BRIEF
Render every line of the material below as a Markdown table with the columns Row and Line, giving each row a number and leaving out blank lines.

DATA PROVIDED
▼▼▼
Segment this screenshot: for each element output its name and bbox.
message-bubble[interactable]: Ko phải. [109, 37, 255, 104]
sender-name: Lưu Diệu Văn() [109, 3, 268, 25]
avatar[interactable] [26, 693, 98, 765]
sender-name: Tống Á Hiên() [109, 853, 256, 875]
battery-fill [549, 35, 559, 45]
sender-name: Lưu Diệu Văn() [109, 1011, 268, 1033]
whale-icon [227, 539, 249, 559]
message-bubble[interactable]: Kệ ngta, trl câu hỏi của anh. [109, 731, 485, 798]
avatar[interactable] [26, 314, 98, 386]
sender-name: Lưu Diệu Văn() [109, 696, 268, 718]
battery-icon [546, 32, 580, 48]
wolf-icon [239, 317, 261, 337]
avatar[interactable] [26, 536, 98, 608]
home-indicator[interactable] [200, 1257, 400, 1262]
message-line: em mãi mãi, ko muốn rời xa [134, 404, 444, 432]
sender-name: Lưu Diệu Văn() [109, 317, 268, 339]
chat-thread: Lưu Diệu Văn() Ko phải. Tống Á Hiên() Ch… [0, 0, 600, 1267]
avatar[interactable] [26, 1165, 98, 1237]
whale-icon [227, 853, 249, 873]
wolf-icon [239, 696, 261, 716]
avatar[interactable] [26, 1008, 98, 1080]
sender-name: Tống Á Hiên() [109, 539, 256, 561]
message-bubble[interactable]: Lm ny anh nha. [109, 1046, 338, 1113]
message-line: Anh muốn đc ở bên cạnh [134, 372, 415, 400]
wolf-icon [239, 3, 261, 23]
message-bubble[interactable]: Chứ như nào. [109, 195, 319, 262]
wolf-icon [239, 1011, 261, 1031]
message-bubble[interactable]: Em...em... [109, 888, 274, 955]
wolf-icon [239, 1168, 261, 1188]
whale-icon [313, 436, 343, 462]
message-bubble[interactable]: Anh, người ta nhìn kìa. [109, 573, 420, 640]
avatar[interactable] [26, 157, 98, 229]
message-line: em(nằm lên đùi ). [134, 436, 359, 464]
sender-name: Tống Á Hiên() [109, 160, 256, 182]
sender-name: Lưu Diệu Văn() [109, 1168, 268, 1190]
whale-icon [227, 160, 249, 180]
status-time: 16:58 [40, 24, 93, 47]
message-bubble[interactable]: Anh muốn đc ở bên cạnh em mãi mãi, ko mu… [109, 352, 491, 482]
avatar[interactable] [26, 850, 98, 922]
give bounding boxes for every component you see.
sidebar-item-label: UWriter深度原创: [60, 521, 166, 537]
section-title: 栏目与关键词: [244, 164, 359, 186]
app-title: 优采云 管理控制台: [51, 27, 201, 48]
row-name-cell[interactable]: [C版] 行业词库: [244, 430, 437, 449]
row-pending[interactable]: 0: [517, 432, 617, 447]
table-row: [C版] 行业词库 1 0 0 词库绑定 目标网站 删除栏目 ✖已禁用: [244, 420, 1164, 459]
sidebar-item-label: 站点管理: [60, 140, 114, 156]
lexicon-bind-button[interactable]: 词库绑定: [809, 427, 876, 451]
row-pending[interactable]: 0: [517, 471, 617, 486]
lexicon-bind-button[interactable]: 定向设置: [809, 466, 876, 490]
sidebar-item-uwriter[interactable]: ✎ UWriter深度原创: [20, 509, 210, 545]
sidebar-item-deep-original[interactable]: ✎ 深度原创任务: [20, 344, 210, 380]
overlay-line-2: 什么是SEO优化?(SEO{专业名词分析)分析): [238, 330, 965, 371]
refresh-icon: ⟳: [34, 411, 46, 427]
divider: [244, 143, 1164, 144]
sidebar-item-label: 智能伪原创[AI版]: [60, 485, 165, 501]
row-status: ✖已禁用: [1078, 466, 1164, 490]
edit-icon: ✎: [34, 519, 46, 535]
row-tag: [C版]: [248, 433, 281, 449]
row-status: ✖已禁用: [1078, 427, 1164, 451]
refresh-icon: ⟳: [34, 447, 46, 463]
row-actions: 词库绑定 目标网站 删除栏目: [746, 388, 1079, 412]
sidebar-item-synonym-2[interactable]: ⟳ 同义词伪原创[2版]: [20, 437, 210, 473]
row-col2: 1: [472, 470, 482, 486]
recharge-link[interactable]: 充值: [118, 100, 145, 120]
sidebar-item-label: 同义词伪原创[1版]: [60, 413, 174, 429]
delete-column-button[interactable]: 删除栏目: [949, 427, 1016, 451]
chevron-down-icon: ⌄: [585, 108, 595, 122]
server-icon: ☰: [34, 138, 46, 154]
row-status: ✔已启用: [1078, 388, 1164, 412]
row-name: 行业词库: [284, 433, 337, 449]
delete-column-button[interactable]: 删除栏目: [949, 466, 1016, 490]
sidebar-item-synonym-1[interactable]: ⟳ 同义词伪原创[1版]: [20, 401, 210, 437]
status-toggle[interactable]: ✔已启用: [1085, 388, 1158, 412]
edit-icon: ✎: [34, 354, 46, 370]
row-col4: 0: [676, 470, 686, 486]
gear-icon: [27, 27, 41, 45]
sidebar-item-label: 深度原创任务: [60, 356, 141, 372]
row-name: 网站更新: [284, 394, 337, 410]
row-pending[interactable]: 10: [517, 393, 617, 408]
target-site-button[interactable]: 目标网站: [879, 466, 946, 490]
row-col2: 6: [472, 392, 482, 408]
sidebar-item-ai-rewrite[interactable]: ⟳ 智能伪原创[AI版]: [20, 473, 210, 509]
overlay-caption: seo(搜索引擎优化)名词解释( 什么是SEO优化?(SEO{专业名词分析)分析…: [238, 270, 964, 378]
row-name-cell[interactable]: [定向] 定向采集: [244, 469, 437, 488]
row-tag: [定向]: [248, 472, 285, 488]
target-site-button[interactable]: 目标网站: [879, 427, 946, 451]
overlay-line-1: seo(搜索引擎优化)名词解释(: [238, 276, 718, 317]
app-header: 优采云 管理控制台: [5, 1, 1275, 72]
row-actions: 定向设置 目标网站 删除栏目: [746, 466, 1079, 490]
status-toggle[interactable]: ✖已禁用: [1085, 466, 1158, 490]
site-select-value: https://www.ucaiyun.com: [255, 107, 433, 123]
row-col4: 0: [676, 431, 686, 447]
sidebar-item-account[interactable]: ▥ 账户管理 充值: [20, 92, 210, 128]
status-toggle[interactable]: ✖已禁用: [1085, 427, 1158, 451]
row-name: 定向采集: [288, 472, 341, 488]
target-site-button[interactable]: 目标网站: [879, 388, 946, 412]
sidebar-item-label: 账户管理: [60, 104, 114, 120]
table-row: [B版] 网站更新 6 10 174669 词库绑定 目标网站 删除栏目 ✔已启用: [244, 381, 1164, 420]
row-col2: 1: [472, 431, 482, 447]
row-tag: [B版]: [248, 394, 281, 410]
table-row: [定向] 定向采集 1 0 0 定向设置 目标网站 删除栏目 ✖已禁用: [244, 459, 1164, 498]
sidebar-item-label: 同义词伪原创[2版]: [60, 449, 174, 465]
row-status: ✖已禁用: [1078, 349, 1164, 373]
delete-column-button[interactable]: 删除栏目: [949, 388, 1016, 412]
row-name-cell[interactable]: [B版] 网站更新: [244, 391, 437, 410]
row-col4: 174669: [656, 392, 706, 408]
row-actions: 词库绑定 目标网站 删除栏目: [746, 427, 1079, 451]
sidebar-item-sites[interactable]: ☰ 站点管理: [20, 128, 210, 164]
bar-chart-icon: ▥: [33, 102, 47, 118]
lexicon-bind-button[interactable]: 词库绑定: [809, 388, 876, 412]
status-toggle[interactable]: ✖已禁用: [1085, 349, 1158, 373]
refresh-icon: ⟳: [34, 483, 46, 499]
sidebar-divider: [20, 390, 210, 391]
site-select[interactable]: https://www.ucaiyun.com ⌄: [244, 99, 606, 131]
▲▲▲
EXERCISE OUTPUT
| Row | Line |
|---|---|
| 1 | Segment this screenshot: for each element output its name and bbox. |
| 2 | message-bubble[interactable]: Ko phải. [109, 37, 255, 104] |
| 3 | sender-name: Lưu Diệu Văn() [109, 3, 268, 25] |
| 4 | avatar[interactable] [26, 693, 98, 765] |
| 5 | sender-name: Tống Á Hiên() [109, 853, 256, 875] |
| 6 | battery-fill [549, 35, 559, 45] |
| 7 | sender-name: Lưu Diệu Văn() [109, 1011, 268, 1033] |
| 8 | whale-icon [227, 539, 249, 559] |
| 9 | message-bubble[interactable]: Kệ ngta, trl câu hỏi của anh. [109, 731, 485, 798] |
| 10 | avatar[interactable] [26, 314, 98, 386] |
| 11 | sender-name: Lưu Diệu Văn() [109, 696, 268, 718] |
| 12 | battery-icon [546, 32, 580, 48] |
| 13 | wolf-icon [239, 317, 261, 337] |
| 14 | avatar[interactable] [26, 536, 98, 608] |
| 15 | home-indicator[interactable] [200, 1257, 400, 1262] |
| 16 | message-line: em mãi mãi, ko muốn rời xa [134, 404, 444, 432] |
| 17 | sender-name: Lưu Diệu Văn() [109, 317, 268, 339] |
| 18 | chat-thread: Lưu Diệu Văn() Ko phải. Tống Á Hiên() Ch… [0, 0, 600, 1267] |
| 19 | avatar[interactable] [26, 1165, 98, 1237] |
| 20 | whale-icon [227, 853, 249, 873] |
| 21 | wolf-icon [239, 696, 261, 716] |
| 22 | avatar[interactable] [26, 1008, 98, 1080] |
| 23 | sender-name: Tống Á Hiên() [109, 539, 256, 561] |
| 24 | message-bubble[interactable]: Lm ny anh nha. [109, 1046, 338, 1113] |
| 25 | message-line: Anh muốn đc ở bên cạnh [134, 372, 415, 400] |
| 26 | wolf-icon [239, 3, 261, 23] |
| 27 | message-bubble[interactable]: Chứ như nào. [109, 195, 319, 262] |
| 28 | wolf-icon [239, 1011, 261, 1031] |
| 29 | message-bubble[interactable]: Em...em... [109, 888, 274, 955] |
| 30 | wolf-icon [239, 1168, 261, 1188] |
| 31 | whale-icon [313, 436, 343, 462] |
| 32 | message-bubble[interactable]: Anh, người ta nhìn kìa. [109, 573, 420, 640] |
| 33 | avatar[interactable] [26, 157, 98, 229] |
| 34 | message-line: em(nằm lên đùi ). [134, 436, 359, 464] |
| 35 | sender-name: Tống Á Hiên() [109, 160, 256, 182] |
| 36 | sender-name: Lưu Diệu Văn() [109, 1168, 268, 1190] |
| 37 | whale-icon [227, 160, 249, 180] |
| 38 | status-time: 16:58 [40, 24, 93, 47] |
| 39 | message-bubble[interactable]: Anh muốn đc ở bên cạnh em mãi mãi, ko mu… [109, 352, 491, 482] |
| 40 | avatar[interactable] [26, 850, 98, 922] |
| 41 | give bounding boxes for every component you see. |
| 42 | sidebar-item-label: UWriter深度原创: [60, 521, 166, 537] |
| 43 | section-title: 栏目与关键词: [244, 164, 359, 186] |
| 44 | app-title: 优采云 管理控制台: [51, 27, 201, 48] |
| 45 | row-name-cell[interactable]: [C版] 行业词库: [244, 430, 437, 449] |
| 46 | row-pending[interactable]: 0: [517, 432, 617, 447] |
| 47 | table-row: [C版] 行业词库 1 0 0 词库绑定 目标网站 删除栏目 ✖已禁用: [244, 420, 1164, 459] |
| 48 | sidebar-item-label: 站点管理: [60, 140, 114, 156] |
| 49 | lexicon-bind-button[interactable]: 词库绑定: [809, 427, 876, 451] |
| 50 | row-pending[interactable]: 0: [517, 471, 617, 486] |
| 51 | lexicon-bind-button[interactable]: 定向设置: [809, 466, 876, 490] |
| 52 | sidebar-item-uwriter[interactable]: ✎ UWriter深度原创: [20, 509, 210, 545] |
| 53 | sidebar-item-deep-original[interactable]: ✎ 深度原创任务: [20, 344, 210, 380] |
| 54 | overlay-line-2: 什么是SEO优化?(SEO{专业名词分析)分析): [238, 330, 965, 371] |
| 55 | refresh-icon: ⟳: [34, 411, 46, 427] |
| 56 | divider: [244, 143, 1164, 144] |
| 57 | sidebar-item-label: 智能伪原创[AI版]: [60, 485, 165, 501] |
| 58 | row-status: ✖已禁用: [1078, 466, 1164, 490] |
| 59 | edit-icon: ✎: [34, 519, 46, 535] |
| 60 | row-tag: [C版]: [248, 433, 281, 449] |
| 61 | row-status: ✖已禁用: [1078, 427, 1164, 451] |
| 62 | refresh-icon: ⟳: [34, 447, 46, 463] |
| 63 | row-actions: 词库绑定 目标网站 删除栏目: [746, 388, 1079, 412] |
| 64 | sidebar-item-synonym-2[interactable]: ⟳ 同义词伪原创[2版]: [20, 437, 210, 473] |
| 65 | row-col2: 1: [472, 470, 482, 486] |
| 66 | recharge-link[interactable]: 充值: [118, 100, 145, 120] |
| 67 | sidebar-item-label: 同义词伪原创[1版]: [60, 413, 174, 429] |
| 68 | delete-column-button[interactable]: 删除栏目: [949, 427, 1016, 451] |
| 69 | chevron-down-icon: ⌄: [585, 108, 595, 122] |
| 70 | server-icon: ☰: [34, 138, 46, 154] |
| 71 | row-status: ✔已启用: [1078, 388, 1164, 412] |
| 72 | row-name: 行业词库: [284, 433, 337, 449] |
| 73 | delete-column-button[interactable]: 删除栏目: [949, 466, 1016, 490] |
| 74 | sidebar-item-synonym-1[interactable]: ⟳ 同义词伪原创[1版]: [20, 401, 210, 437] |
| 75 | status-toggle[interactable]: ✔已启用: [1085, 388, 1158, 412] |
| 76 | edit-icon: ✎: [34, 354, 46, 370] |
| 77 | row-col4: 0: [676, 470, 686, 486] |
| 78 | gear-icon: [27, 27, 41, 45] |
| 79 | sidebar-item-label: 深度原创任务: [60, 356, 141, 372] |
| 80 | row-name: 网站更新: [284, 394, 337, 410] |
| 81 | row-pending[interactable]: 10: [517, 393, 617, 408] |
| 82 | target-site-button[interactable]: 目标网站: [879, 466, 946, 490] |
| 83 | row-col2: 6: [472, 392, 482, 408] |
| 84 | sidebar-item-ai-rewrite[interactable]: ⟳ 智能伪原创[AI版]: [20, 473, 210, 509] |
| 85 | overlay-caption: seo(搜索引擎优化)名词解释( 什么是SEO优化?(SEO{专业名词分析)分析…: [238, 270, 964, 378] |
| 86 | row-name-cell[interactable]: [定向] 定向采集: [244, 469, 437, 488] |
| 87 | row-tag: [定向]: [248, 472, 285, 488] |
| 88 | target-site-button[interactable]: 目标网站: [879, 427, 946, 451] |
| 89 | overlay-line-1: seo(搜索引擎优化)名词解释(: [238, 276, 718, 317] |
| 90 | app-header: 优采云 管理控制台: [5, 1, 1275, 72] |
| 91 | row-actions: 定向设置 目标网站 删除栏目: [746, 466, 1079, 490] |
| 92 | status-toggle[interactable]: ✖已禁用: [1085, 466, 1158, 490] |
| 93 | site-select-value: https://www.ucaiyun.com: [255, 107, 433, 123] |
| 94 | row-col4: 0: [676, 431, 686, 447] |
| 95 | sidebar-item-account[interactable]: ▥ 账户管理 充值: [20, 92, 210, 128] |
| 96 | status-toggle[interactable]: ✖已禁用: [1085, 427, 1158, 451] |
| 97 | row-name: 定向采集: [288, 472, 341, 488] |
| 98 | target-site-button[interactable]: 目标网站: [879, 388, 946, 412] |
| 99 | sidebar-item-label: 账户管理: [60, 104, 114, 120] |
| 100 | table-row: [B版] 网站更新 6 10 174669 词库绑定 目标网站 删除栏目 ✔已启用: [244, 381, 1164, 420] |
| 101 | row-col2: 1: [472, 431, 482, 447] |
| 102 | row-tag: [B版]: [248, 394, 281, 410] |
| 103 | table-row: [定向] 定向采集 1 0 0 定向设置 目标网站 删除栏目 ✖已禁用: [244, 459, 1164, 498] |
| 104 | sidebar-item-label: 同义词伪原创[2版]: [60, 449, 174, 465] |
| 105 | row-status: ✖已禁用: [1078, 349, 1164, 373] |
| 106 | delete-column-button[interactable]: 删除栏目: [949, 388, 1016, 412] |
| 107 | row-name-cell[interactable]: [B版] 网站更新: [244, 391, 437, 410] |
| 108 | row-col4: 174669: [656, 392, 706, 408] |
| 109 | row-actions: 词库绑定 目标网站 删除栏目: [746, 427, 1079, 451] |
| 110 | sidebar-item-sites[interactable]: ☰ 站点管理: [20, 128, 210, 164] |
| 111 | bar-chart-icon: ▥: [33, 102, 47, 118] |
| 112 | lexicon-bind-button[interactable]: 词库绑定: [809, 388, 876, 412] |
| 113 | status-toggle[interactable]: ✖已禁用: [1085, 349, 1158, 373] |
| 114 | refresh-icon: ⟳: [34, 483, 46, 499] |
| 115 | sidebar-divider: [20, 390, 210, 391] |
| 116 | site-select[interactable]: https://www.ucaiyun.com ⌄: [244, 99, 606, 131] |